+++ DATA SHOWN +++

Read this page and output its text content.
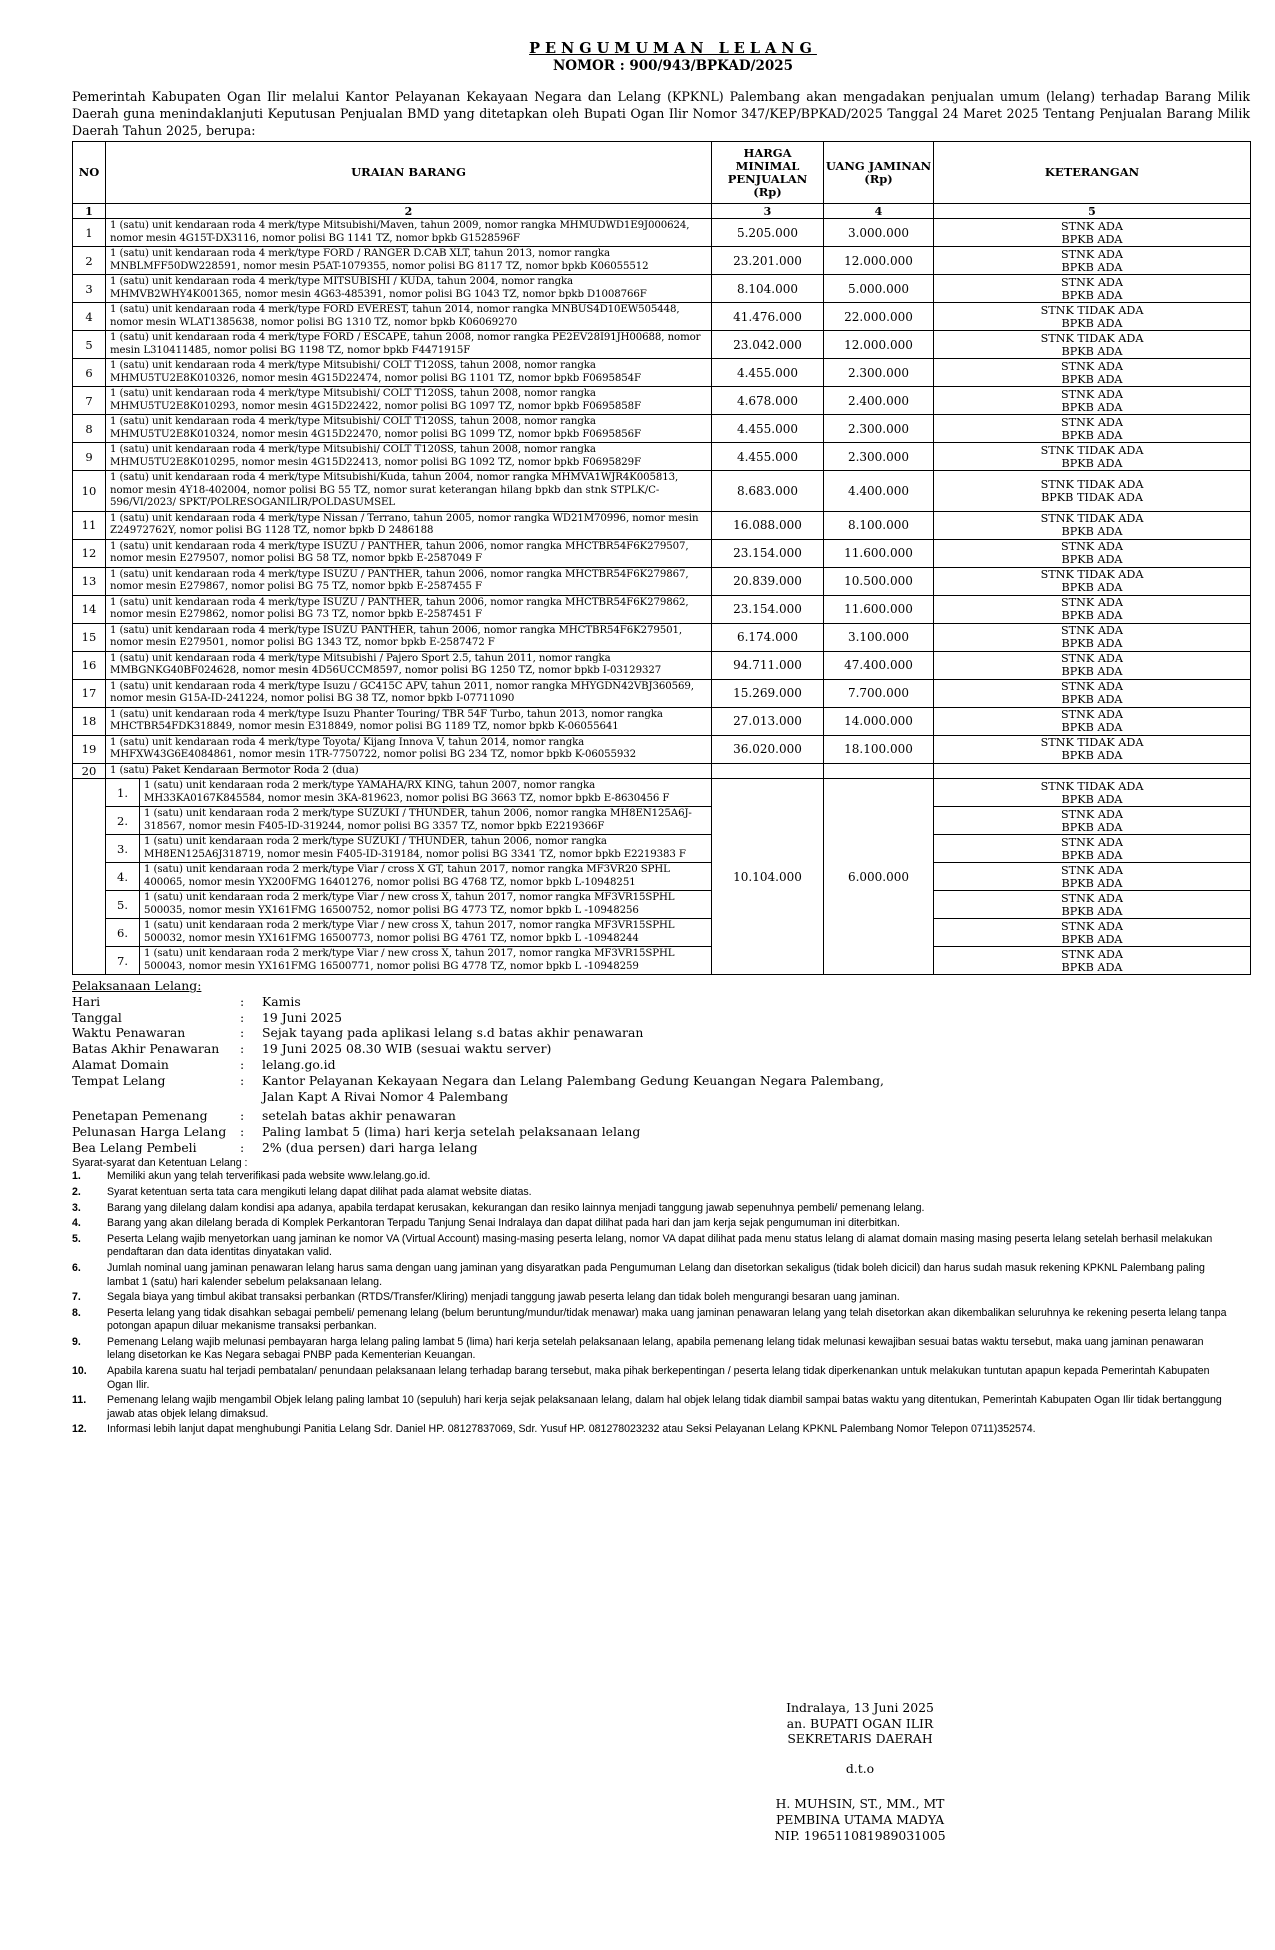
PENGUMUMAN LELANG
NOMOR : 900/943/BPKAD/2025
Pemerintah Kabupaten Ogan Ilir melalui Kantor Pelayanan Kekayaan Negara dan Lelang (KPKNL) Palembang akan mengadakan penjualan umum (lelang) terhadap Barang Milik Daerah guna menindaklanjuti Keputusan Penjualan BMD yang ditetapkan oleh Bupati Ogan Ilir Nomor 347/KEP/BPKAD/2025 Tanggal 24 Maret 2025 Tentang Penjualan Barang Milik Daerah Tahun 2025, berupa:
NO	URAIAN BARANG		HARGA MINIMAL PENJUALAN (Rp)	UANG JAMINAN (Rp)	KETERANGAN
1	2		3	4	5
1	1 (satu) unit kendaraan roda 4 merk/type Mitsubishi/Maven, tahun 2009, nomor rangka MHMUDWD1E9J000624, nomor mesin 4G15T-DX3116, nomor polisi BG 1141 TZ, nomor bpkb G1528596F		5.205.000	3.000.000	STNK ADA
BPKB ADA

2	1 (satu) unit kendaraan roda 4 merk/type FORD / RANGER D.CAB XLT, tahun 2013, nomor rangka MNBLMFF50DW228591, nomor mesin P5AT-1079355, nomor polisi BG 8117 TZ, nomor bpkb K06055512		23.201.000	12.000.000	STNK ADA
BPKB ADA

3	1 (satu) unit kendaraan roda 4 merk/type MITSUBISHI / KUDA, tahun 2004, nomor rangka MHMVB2WHY4K001365, nomor mesin 4G63-485391, nomor polisi BG 1043 TZ, nomor bpkb D1008766F		8.104.000	5.000.000	STNK ADA
BPKB ADA

4	1 (satu) unit kendaraan roda 4 merk/type FORD EVEREST, tahun 2014, nomor rangka MNBUS4D10EW505448, nomor mesin WLAT1385638, nomor polisi BG 1310 TZ, nomor bpkb K06069270		41.476.000	22.000.000	STNK TIDAK ADA
BPKB ADA

5	1 (satu) unit kendaraan roda 4 merk/type FORD / ESCAPE, tahun 2008, nomor rangka PE2EV28I91JH00688, nomor mesin L310411485, nomor polisi BG 1198 TZ, nomor bpkb F4471915F		23.042.000	12.000.000	STNK TIDAK ADA
BPKB ADA

6	1 (satu) unit kendaraan roda 4 merk/type Mitsubishi/ COLT T120SS, tahun 2008, nomor rangka MHMU5TU2E8K010326, nomor mesin 4G15D22474, nomor polisi BG 1101 TZ, nomor bpkb F0695854F		4.455.000	2.300.000	STNK ADA
BPKB ADA

7	1 (satu) unit kendaraan roda 4 merk/type Mitsubishi/ COLT T120SS, tahun 2008, nomor rangka MHMU5TU2E8K010293, nomor mesin 4G15D22422, nomor polisi BG 1097 TZ, nomor bpkb F0695858F		4.678.000	2.400.000	STNK ADA
BPKB ADA

8	1 (satu) unit kendaraan roda 4 merk/type Mitsubishi/ COLT T120SS, tahun 2008, nomor rangka MHMU5TU2E8K010324, nomor mesin 4G15D22470, nomor polisi BG 1099 TZ, nomor bpkb F0695856F		4.455.000	2.300.000	STNK ADA
BPKB ADA

9	1 (satu) unit kendaraan roda 4 merk/type Mitsubishi/ COLT T120SS, tahun 2008, nomor rangka MHMU5TU2E8K010295, nomor mesin 4G15D22413, nomor polisi BG 1092 TZ, nomor bpkb F0695829F		4.455.000	2.300.000	STNK TIDAK ADA
BPKB ADA

10	1 (satu) unit kendaraan roda 4 merk/type Mitsubishi/Kuda, tahun 2004, nomor rangka MHMVA1WJR4K005813, nomor mesin 4Y18-402004, nomor polisi BG 55 TZ, nomor surat keterangan hilang bpkb dan stnk STPLK/C-596/VI/2023/ SPKT/POLRESOGANILIR/POLDASUMSEL		8.683.000	4.400.000	STNK TIDAK ADA
BPKB TIDAK ADA

11	1 (satu) unit kendaraan roda 4 merk/type Nissan / Terrano, tahun 2005, nomor rangka WD21M70996, nomor mesin Z24972762Y, nomor polisi BG 1128 TZ, nomor bpkb D 2486188		16.088.000	8.100.000	STNK TIDAK ADA
BPKB ADA

12	1 (satu) unit kendaraan roda 4 merk/type ISUZU / PANTHER, tahun 2006, nomor rangka MHCTBR54F6K279507, nomor mesin E279507, nomor polisi BG 58 TZ, nomor bpkb E-2587049 F		23.154.000	11.600.000	STNK ADA
BPKB ADA

13	1 (satu) unit kendaraan roda 4 merk/type ISUZU / PANTHER, tahun 2006, nomor rangka MHCTBR54F6K279867, nomor mesin E279867, nomor polisi BG 75 TZ, nomor bpkb E-2587455 F		20.839.000	10.500.000	STNK TIDAK ADA
BPKB ADA

14	1 (satu) unit kendaraan roda 4 merk/type ISUZU / PANTHER, tahun 2006, nomor rangka MHCTBR54F6K279862, nomor mesin E279862, nomor polisi BG 73 TZ, nomor bpkb E-2587451 F		23.154.000	11.600.000	STNK ADA
BPKB ADA

15	1 (satu) unit kendaraan roda 4 merk/type ISUZU PANTHER, tahun 2006, nomor rangka MHCTBR54F6K279501, nomor mesin E279501, nomor polisi BG 1343 TZ, nomor bpkb E-2587472 F		6.174.000	3.100.000	STNK ADA
BPKB ADA

16	1 (satu) unit kendaraan roda 4 merk/type Mitsubishi / Pajero Sport 2.5, tahun 2011, nomor rangka MMBGNKG40BF024628, nomor mesin 4D56UCCM8597, nomor polisi BG 1250 TZ, nomor bpkb I-03129327		94.711.000	47.400.000	STNK ADA
BPKB ADA

17	1 (satu) unit kendaraan roda 4 merk/type Isuzu / GC415C APV, tahun 2011, nomor rangka MHYGDN42VBJ360569, nomor mesin G15A-ID-241224, nomor polisi BG 38 TZ, nomor bpkb I-07711090		15.269.000	7.700.000	STNK ADA
BPKB ADA

18	1 (satu) unit kendaraan roda 4 merk/type Isuzu Phanter Touring/ TBR 54F Turbo, tahun 2013, nomor rangka MHCTBR54FDK318849, nomor mesin E318849, nomor polisi BG 1189 TZ, nomor bpkb K-06055641		27.013.000	14.000.000	STNK ADA
BPKB ADA

19	1 (satu) unit kendaraan roda 4 merk/type Toyota/ Kijang Innova V, tahun 2014, nomor rangka MHFXW43G6E4084861, nomor mesin 1TR-7750722, nomor polisi BG 234 TZ, nomor bpkb K-06055932		36.020.000	18.100.000	STNK TIDAK ADA
BPKB ADA

20	1 (satu) Paket Kendaraan Bermotor Roda 2 (dua)				
	1.	1 (satu) unit kendaraan roda 2 merk/type YAMAHA/RX KING, tahun 2007, nomor rangka MH33KA0167K845584, nomor mesin 3KA-819623, nomor polisi BG 3663 TZ, nomor bpkb E-8630456 F	10.104.000	6.000.000	STNK TIDAK ADA
BPKB ADA

	2.	1 (satu) unit kendaraan roda 2 merk/type SUZUKI / THUNDER, tahun 2006, nomor rangka MH8EN125A6J-318567, nomor mesin F405-ID-319244, nomor polisi BG 3357 TZ, nomor bpkb E2219366F			STNK ADA
BPKB ADA

	3.	1 (satu) unit kendaraan roda 2 merk/type SUZUKI / THUNDER, tahun 2006, nomor rangka MH8EN125A6J318719, nomor mesin F405-ID-319184, nomor polisi BG 3341 TZ, nomor bpkb E2219383 F			STNK ADA
BPKB ADA

	4.	1 (satu) unit kendaraan roda 2 merk/type Viar / cross X GT, tahun 2017, nomor rangka MF3VR20 SPHL 400065, nomor mesin YX200FMG 16401276, nomor polisi BG 4768 TZ, nomor bpkb L-10948251			STNK ADA
BPKB ADA

	5.	1 (satu) unit kendaraan roda 2 merk/type Viar / new cross X, tahun 2017, nomor rangka MF3VR15SPHL 500035, nomor mesin YX161FMG 16500752, nomor polisi BG 4773 TZ, nomor bpkb L -10948256			STNK ADA
BPKB ADA

	6.	1 (satu) unit kendaraan roda 2 merk/type Viar / new cross X, tahun 2017, nomor rangka MF3VR15SPHL 500032, nomor mesin YX161FMG 16500773, nomor polisi BG 4761 TZ, nomor bpkb L -10948244			STNK ADA
BPKB ADA

	7.	1 (satu) unit kendaraan roda 2 merk/type Viar / new cross X, tahun 2017, nomor rangka MF3VR15SPHL 500043, nomor mesin YX161FMG 16500771, nomor polisi BG 4778 TZ, nomor bpkb L -10948259			STNK ADA
BPKB ADA
Pelaksanaan Lelang:
Hari	:	Kamis

Tanggal	:	19 Juni 2025

Waktu Penawaran	:	Sejak tayang pada aplikasi lelang s.d batas akhir penawaran

Batas Akhir Penawaran	:	19 Juni 2025 08.30 WIB (sesuai waktu server)

Alamat Domain	:	lelang.go.id

Tempat Lelang	:	Kantor Pelayanan Kekayaan Negara dan Lelang Palembang Gedung Keuangan Negara Palembang,
Jalan Kapt A Rivai Nomor 4 Palembang

Penetapan Pemenang	:	setelah batas akhir penawaran

Pelunasan Harga Lelang	:	Paling lambat 5 (lima) hari kerja setelah pelaksanaan lelang

Bea Lelang Pembeli	:	2% (dua persen) dari harga lelang
Syarat-syarat dan Ketentuan Lelang :
1.	Memiliki akun yang telah terverifikasi pada website www.lelang.go.id.
2.	Syarat ketentuan serta tata cara mengikuti lelang dapat dilihat pada alamat website diatas.
3.	Barang yang dilelang dalam kondisi apa adanya, apabila terdapat kerusakan, kekurangan dan resiko lainnya menjadi tanggung jawab sepenuhnya pembeli/ pemenang lelang.
4.	Barang yang akan dilelang berada di Komplek Perkantoran Terpadu Tanjung Senai Indralaya dan dapat dilihat pada hari dan jam kerja sejak pengumuman ini diterbitkan.
5.	Peserta Lelang wajib menyetorkan uang jaminan ke nomor VA (Virtual Account) masing-masing peserta lelang, nomor VA dapat dilihat pada menu status lelang di alamat domain masing masing peserta lelang setelah berhasil melakukan pendaftaran dan data identitas dinyatakan valid.
6.	Jumlah nominal uang jaminan penawaran lelang harus sama dengan uang jaminan yang disyaratkan pada Pengumuman Lelang dan disetorkan sekaligus (tidak boleh dicicil) dan harus sudah masuk rekening KPKNL Palembang paling lambat 1 (satu) hari kalender sebelum pelaksanaan lelang.
7.	Segala biaya yang timbul akibat transaksi perbankan (RTDS/Transfer/Kliring) menjadi tanggung jawab peserta lelang dan tidak boleh mengurangi besaran uang jaminan.
8.	Peserta lelang yang tidak disahkan sebagai pembeli/ pemenang lelang (belum beruntung/mundur/tidak menawar) maka uang jaminan penawaran lelang yang telah disetorkan akan dikembalikan seluruhnya ke rekening peserta lelang tanpa potongan apapun diluar mekanisme transaksi perbankan.
9.	Pemenang Lelang wajib melunasi pembayaran harga lelang paling lambat 5 (lima) hari kerja setelah pelaksanaan lelang, apabila pemenang lelang tidak melunasi kewajiban sesuai batas waktu tersebut, maka uang jaminan penawaran lelang disetorkan ke Kas Negara sebagai PNBP pada Kementerian Keuangan.
10.	Apabila karena suatu hal terjadi pembatalan/ penundaan pelaksanaan lelang terhadap barang tersebut, maka pihak berkepentingan / peserta lelang tidak diperkenankan untuk melakukan tuntutan apapun kepada Pemerintah Kabupaten Ogan Ilir.
11.	Pemenang lelang wajib mengambil Objek lelang paling lambat 10 (sepuluh) hari kerja sejak pelaksanaan lelang, dalam hal objek lelang tidak diambil sampai batas waktu yang ditentukan, Pemerintah Kabupaten Ogan Ilir tidak bertanggung jawab atas objek lelang dimaksud.
12.	Informasi lebih lanjut dapat menghubungi Panitia Lelang Sdr. Daniel HP. 08127837069, Sdr. Yusuf HP. 081278023232 atau Seksi Pelayanan Lelang KPKNL Palembang Nomor Telepon 0711)352574.
Indralaya, 13 Juni 2025
an. BUPATI OGAN ILIR
SEKRETARIS DAERAH
d.t.o
H. MUHSIN, ST., MM., MT
PEMBINA UTAMA MADYA
NIP. 196511081989031005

+++

- WHAT TO DO -
Within the listing above, find every line containing the string "perbankan" and return it.

- RESULT OF THE EXERCISE -
7.	Segala biaya yang timbul akibat transaksi perbankan (RTDS/Transfer/Kliring) menjadi tanggung jawab peserta lelang dan tidak boleh mengurangi besaran uang jaminan.
8.	Peserta lelang yang tidak disahkan sebagai pembeli/ pemenang lelang (belum beruntung/mundur/tidak menawar) maka uang jaminan penawaran lelang yang telah disetorkan akan dikembalikan seluruhnya ke rekening peserta lelang tanpa potongan apapun diluar mekanisme transaksi perbankan.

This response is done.